Test operations began at our Fort Dodge facility in September 2005. During this time, a failure occurred in a key piece of equipment. This failure, which has been remedied by installation of replacement equipment from a new supplier, delayed our start up process. In October 2005, we recommenced our start up activities at the plant and are now operating at full capacity. As a new plant, our Charles City facility is subject, and our additional planned facilities will be subject, to various uncertainties as to their ability to produce ethanol and co-products as planned, including the potential for additional failures of key equipment. Due to these uncertainties, the results of our Charles City facility or our additional planned facilities may not be comparable to those of our Aurora or Fort Dodge facilities.
The U.S. ethanol industry is highly dependent upon federal and state legislation and regulation and any changes in legislation or regulation could materially and adversely affect our results of operations and financial position.
The elimination or significant reduction in the blenders’ credit could have a material adverse effect on our results of operations and financial position. The cost of production of ethanol is made significantly more competitive with regular gasoline by federal tax incentives. Before January 1, 2005, the federal excise tax incentive program allowed gasoline distributors who blended ethanol with gasoline to receive a federal excise tax rate reduction for each blended gallon they sold. If the fuel was blended with 10% ethanol, the refiner/marketer paid $0.052 per gallon less tax, which equated to an incentive of $0.52 per gallon of ethanol. The $0.52 per gallon incentive for ethanol was reduced to $0.51 per gallon in 2005 and is scheduled to expire in 2010. The blenders’ credits may not be renewed in 2010 or may be renewed on different terms. In addition, the blenders’ credits, as well as other federal and state programs benefiting ethanol (such as tariffs), generally are subject to U.S. government obligations under international trade agreements, including those under the World Trade Organization Agreement on Subsidies and Countervailing Measures, and might be the subject of challenges thereunder, in whole or in part. The elimination or significant reduction in the blenders’ credit or other programs benefiting ethanol may have a material adverse effect on our results of operations and financial position.

Source material —
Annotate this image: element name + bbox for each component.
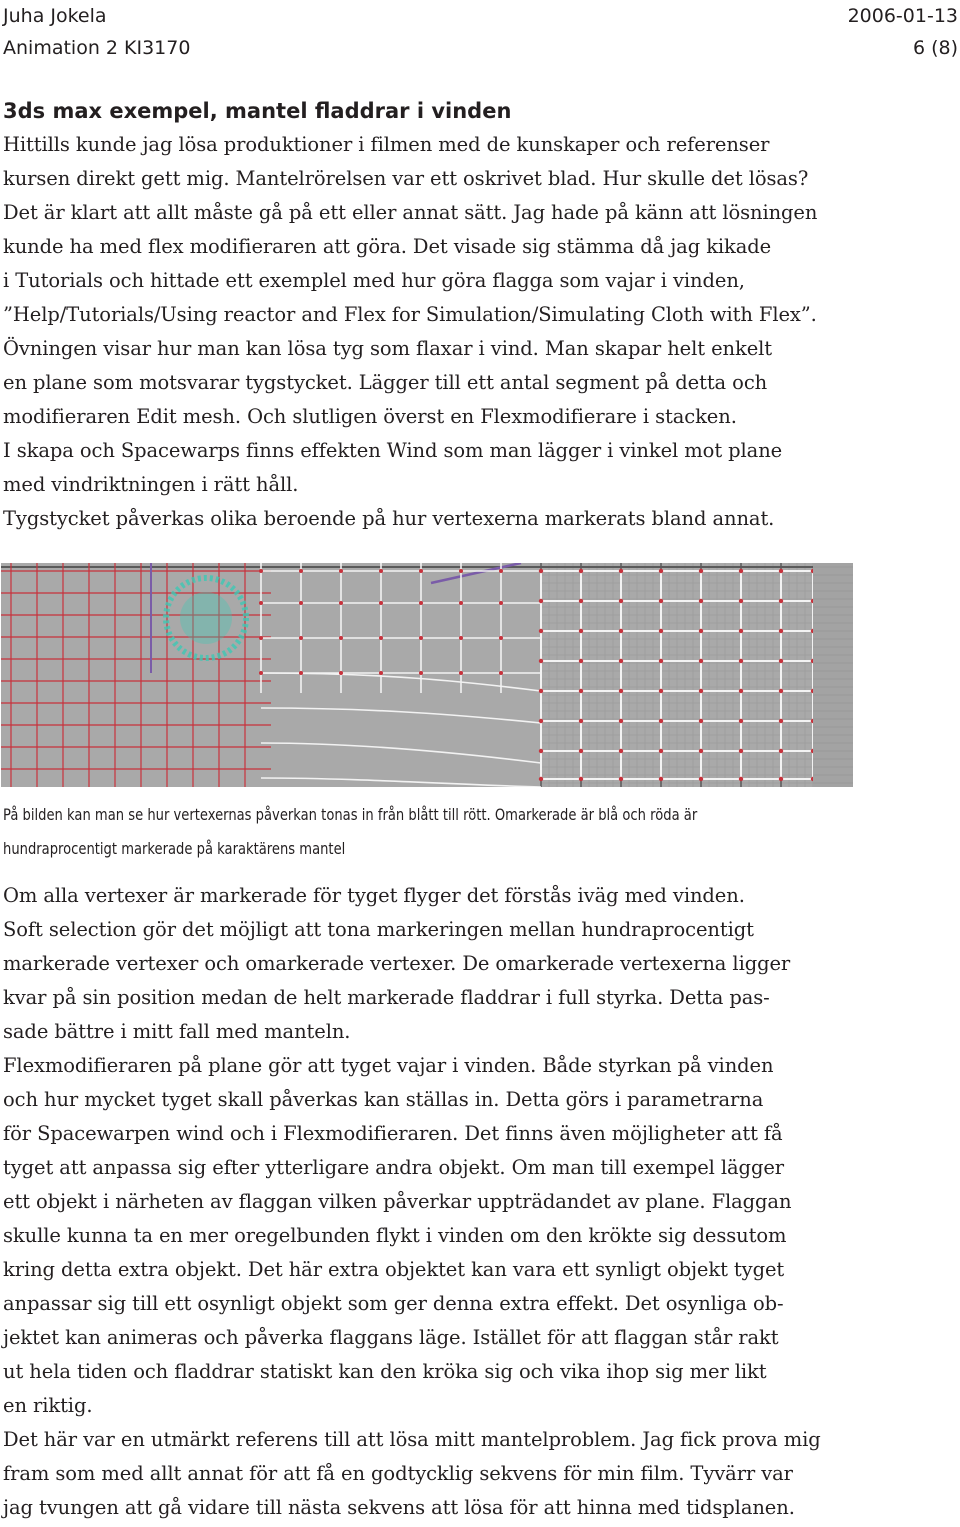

Set problem 1 —
According to the ethanol passage, what was the per-gallon incentive for ethanol reduced to in 2005?
Set problem 2 —
Please echo the ethanol passage, beginning at the words "Test operations began" and stopping after "Fort Dodge facilities.".
The data comes from a separate source and is unrelated to the ethanol passage.

Response 1 —
$0.51 per gallon.

Response 2 —
Test operations began at our Fort Dodge facility in September 2005. During this time, a failure occurred in a key piece of equipment. This failure, which has been remedied by installation of replacement equipment from a new supplier, delayed our start up process. In October 2005, we recommenced our start up activities at the plant and are now operating at full capacity. As a new plant, our Charles City facility is subject, and our additional planned facilities will be subject, to various uncertainties as to their ability to produce ethanol and co-products as planned, including the potential for additional failures of key equipment. Due to these uncertainties, the results of our Charles City facility or our additional planned facilities may not be comparable to those of our Aurora or Fort Dodge facilities.